### Challenge
Each line containing the word "What" needs to be copied.

### Items from a data source
....
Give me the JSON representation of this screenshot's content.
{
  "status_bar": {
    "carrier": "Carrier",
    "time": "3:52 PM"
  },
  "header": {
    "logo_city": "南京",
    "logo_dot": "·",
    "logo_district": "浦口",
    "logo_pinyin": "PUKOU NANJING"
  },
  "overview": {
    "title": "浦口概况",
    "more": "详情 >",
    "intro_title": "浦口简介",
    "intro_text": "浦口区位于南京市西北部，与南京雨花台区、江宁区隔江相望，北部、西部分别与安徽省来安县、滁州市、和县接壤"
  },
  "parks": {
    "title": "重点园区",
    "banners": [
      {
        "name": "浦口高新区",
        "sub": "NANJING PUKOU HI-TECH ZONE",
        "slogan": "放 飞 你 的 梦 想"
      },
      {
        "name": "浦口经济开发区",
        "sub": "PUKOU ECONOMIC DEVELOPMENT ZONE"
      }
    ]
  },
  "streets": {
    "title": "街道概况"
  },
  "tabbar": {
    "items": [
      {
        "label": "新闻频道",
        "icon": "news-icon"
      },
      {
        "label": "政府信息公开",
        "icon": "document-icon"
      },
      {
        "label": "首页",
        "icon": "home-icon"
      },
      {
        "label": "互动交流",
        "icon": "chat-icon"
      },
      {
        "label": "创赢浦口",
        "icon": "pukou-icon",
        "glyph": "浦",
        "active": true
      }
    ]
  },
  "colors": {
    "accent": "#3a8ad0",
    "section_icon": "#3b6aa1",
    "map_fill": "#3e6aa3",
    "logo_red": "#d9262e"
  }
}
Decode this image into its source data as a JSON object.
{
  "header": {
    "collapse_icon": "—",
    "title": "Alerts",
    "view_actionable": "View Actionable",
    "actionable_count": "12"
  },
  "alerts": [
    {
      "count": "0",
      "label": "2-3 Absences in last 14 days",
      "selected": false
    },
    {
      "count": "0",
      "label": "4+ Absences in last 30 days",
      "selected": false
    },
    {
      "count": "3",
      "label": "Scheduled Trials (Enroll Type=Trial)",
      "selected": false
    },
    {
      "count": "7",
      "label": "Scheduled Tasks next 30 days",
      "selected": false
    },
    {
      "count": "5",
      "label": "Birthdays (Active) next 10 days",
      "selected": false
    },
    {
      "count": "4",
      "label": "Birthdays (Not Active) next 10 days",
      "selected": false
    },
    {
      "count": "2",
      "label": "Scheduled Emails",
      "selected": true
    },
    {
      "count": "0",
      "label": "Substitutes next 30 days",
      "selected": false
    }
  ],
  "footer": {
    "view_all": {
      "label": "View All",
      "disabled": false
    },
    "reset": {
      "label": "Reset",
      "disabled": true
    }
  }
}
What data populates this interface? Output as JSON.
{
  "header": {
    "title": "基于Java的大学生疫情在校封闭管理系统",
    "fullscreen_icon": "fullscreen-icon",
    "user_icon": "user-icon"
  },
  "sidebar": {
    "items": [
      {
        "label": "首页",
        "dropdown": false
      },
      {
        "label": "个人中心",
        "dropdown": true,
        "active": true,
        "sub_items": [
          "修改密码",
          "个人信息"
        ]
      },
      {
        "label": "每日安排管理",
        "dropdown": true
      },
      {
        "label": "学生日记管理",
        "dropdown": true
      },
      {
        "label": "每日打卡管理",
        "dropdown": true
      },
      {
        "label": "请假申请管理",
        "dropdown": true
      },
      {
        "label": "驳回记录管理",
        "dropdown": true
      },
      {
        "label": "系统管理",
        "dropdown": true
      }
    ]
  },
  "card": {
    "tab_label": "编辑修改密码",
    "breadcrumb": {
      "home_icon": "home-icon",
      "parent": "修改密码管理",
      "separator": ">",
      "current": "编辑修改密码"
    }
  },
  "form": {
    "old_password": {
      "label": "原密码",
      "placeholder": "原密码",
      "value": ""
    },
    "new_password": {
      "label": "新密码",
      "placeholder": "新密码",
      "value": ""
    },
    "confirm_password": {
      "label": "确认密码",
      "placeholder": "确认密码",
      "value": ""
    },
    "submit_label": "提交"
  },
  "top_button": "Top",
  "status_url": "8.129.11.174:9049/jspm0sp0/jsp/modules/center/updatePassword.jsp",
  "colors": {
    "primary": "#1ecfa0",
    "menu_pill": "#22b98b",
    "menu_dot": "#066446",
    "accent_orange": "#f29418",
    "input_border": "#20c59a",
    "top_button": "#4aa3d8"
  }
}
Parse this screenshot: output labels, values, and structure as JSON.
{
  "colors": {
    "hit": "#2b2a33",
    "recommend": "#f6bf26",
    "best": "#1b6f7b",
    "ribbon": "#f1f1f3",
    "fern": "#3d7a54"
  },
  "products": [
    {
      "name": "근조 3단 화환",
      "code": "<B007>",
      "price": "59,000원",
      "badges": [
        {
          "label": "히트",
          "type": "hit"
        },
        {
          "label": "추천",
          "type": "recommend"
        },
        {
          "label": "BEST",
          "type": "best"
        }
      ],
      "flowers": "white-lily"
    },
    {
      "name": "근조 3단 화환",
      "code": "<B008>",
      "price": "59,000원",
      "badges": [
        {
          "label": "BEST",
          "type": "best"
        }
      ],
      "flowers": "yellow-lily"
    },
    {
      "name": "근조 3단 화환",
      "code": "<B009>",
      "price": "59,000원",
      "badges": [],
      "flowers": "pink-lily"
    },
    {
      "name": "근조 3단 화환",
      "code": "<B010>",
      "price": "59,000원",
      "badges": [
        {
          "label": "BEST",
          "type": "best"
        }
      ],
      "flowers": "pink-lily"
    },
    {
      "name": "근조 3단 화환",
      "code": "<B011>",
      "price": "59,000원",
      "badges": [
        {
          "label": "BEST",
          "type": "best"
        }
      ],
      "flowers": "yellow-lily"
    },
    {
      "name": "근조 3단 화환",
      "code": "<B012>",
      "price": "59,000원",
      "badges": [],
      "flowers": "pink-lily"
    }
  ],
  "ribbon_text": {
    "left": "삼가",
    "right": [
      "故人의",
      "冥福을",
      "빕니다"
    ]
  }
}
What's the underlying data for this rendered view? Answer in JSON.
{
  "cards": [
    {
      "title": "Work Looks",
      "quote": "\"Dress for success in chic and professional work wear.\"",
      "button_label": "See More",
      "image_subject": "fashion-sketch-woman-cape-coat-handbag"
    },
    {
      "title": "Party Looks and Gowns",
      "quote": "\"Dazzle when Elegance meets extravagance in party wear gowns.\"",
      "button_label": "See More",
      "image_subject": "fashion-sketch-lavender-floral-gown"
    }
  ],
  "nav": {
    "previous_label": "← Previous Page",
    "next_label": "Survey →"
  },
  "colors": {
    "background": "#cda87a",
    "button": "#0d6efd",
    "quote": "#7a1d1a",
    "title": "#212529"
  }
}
....
### The completed task
What data populates this interface? Output as JSON.
What's the underlying data for this rendered view? Answer in JSON.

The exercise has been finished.